§ **YOUR INSTRUCTIONS**
Find every line in the records below that holds the word "currentIndex" and copy it.
═══
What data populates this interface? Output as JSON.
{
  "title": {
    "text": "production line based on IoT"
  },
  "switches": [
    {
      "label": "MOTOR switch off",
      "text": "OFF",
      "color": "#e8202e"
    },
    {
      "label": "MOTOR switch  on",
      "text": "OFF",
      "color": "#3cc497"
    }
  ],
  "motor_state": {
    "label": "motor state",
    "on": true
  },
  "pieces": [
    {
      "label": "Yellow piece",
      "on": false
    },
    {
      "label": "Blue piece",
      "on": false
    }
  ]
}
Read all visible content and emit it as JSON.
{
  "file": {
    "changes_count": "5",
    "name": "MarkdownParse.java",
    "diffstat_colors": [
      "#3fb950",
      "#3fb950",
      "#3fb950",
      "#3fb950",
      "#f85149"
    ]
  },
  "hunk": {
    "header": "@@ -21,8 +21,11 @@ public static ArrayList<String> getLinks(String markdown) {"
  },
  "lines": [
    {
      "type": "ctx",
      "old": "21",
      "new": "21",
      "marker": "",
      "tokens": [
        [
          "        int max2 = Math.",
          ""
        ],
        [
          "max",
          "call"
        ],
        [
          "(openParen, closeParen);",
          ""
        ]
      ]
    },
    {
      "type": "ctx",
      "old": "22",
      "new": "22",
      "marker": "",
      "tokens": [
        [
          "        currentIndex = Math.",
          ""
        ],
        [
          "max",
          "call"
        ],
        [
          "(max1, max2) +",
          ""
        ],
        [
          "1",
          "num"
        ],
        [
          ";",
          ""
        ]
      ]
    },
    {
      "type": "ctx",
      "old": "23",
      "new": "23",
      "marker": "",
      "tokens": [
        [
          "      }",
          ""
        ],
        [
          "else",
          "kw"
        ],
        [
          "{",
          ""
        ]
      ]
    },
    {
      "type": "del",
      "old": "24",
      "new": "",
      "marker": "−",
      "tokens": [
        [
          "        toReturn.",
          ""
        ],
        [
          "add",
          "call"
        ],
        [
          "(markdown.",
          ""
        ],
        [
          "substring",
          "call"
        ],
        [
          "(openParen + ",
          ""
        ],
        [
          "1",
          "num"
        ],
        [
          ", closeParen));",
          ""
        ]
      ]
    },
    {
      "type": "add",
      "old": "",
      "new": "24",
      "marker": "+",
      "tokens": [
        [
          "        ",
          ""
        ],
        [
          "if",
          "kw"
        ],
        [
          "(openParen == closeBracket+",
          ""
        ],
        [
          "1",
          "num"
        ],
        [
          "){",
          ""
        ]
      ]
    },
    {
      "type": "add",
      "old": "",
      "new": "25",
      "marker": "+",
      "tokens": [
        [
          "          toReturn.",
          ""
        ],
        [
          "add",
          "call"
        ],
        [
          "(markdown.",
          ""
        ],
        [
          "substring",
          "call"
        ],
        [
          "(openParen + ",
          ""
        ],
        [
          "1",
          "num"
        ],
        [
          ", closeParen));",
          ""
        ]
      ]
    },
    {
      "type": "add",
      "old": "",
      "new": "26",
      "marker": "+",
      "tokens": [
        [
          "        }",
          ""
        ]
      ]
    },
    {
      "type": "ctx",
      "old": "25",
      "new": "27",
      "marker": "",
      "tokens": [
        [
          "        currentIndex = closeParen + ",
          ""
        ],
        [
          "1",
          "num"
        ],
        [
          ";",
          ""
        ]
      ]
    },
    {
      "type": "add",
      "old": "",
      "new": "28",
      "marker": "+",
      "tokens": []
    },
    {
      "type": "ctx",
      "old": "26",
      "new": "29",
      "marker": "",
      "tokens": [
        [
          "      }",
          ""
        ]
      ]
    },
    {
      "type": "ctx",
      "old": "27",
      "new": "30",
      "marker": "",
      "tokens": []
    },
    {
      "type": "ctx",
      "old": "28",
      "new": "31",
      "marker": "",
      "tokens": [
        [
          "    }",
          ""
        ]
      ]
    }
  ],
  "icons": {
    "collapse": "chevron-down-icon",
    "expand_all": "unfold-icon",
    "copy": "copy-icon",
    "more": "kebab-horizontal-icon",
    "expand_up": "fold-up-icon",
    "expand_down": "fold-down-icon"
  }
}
═══
§ **TASK ANSWER**
          "        currentIndex = Math.",
          "        currentIndex = closeParen + ",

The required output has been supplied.